* **What is asked**
In the entries below, find the line containing "What does this". Copy it and all lines after it, exactly, through the end.

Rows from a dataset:
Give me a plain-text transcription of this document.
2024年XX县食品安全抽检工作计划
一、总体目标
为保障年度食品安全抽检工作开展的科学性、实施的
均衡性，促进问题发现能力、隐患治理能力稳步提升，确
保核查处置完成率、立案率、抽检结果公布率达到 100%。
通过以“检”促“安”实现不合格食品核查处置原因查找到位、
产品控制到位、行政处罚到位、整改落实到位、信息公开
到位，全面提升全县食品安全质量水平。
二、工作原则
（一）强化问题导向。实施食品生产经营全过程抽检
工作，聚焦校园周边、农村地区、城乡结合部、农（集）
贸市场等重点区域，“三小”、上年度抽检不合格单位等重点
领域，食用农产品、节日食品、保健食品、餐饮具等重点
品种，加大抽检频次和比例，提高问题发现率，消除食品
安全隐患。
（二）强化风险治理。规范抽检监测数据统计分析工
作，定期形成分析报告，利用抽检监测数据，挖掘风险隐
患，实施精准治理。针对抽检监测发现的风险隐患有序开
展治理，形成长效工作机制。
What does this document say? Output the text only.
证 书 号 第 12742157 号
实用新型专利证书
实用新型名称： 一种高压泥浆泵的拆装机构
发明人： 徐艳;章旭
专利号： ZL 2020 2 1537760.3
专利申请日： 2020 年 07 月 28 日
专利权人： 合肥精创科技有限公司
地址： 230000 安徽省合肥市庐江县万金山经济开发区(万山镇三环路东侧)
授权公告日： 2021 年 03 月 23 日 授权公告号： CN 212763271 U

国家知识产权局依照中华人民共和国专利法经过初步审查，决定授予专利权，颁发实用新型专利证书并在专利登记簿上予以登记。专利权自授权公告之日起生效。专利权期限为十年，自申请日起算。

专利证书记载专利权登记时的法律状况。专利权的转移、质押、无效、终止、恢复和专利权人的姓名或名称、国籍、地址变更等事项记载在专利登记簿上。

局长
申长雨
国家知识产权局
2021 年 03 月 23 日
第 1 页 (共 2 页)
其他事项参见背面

* **Worked answer**
What does this document say? Output the text only.
证 书 号 第 12742157 号
实用新型专利证书
实用新型名称： 一种高压泥浆泵的拆装机构
发明人： 徐艳;章旭
专利号： ZL 2020 2 1537760.3
专利申请日： 2020 年 07 月 28 日
专利权人： 合肥精创科技有限公司
地址： 230000 安徽省合肥市庐江县万金山经济开发区(万山镇三环路东侧)
授权公告日： 2021 年 03 月 23 日 授权公告号： CN 212763271 U

国家知识产权局依照中华人民共和国专利法经过初步审查，决定授予专利权，颁发实用新型专利证书并在专利登记簿上予以登记。专利权自授权公告之日起生效。专利权期限为十年，自申请日起算。

专利证书记载专利权登记时的法律状况。专利权的转移、质押、无效、终止、恢复和专利权人的姓名或名称、国籍、地址变更等事项记载在专利登记簿上。

局长
申长雨
国家知识产权局
2021 年 03 月 23 日
第 1 页 (共 2 页)
其他事项参见背面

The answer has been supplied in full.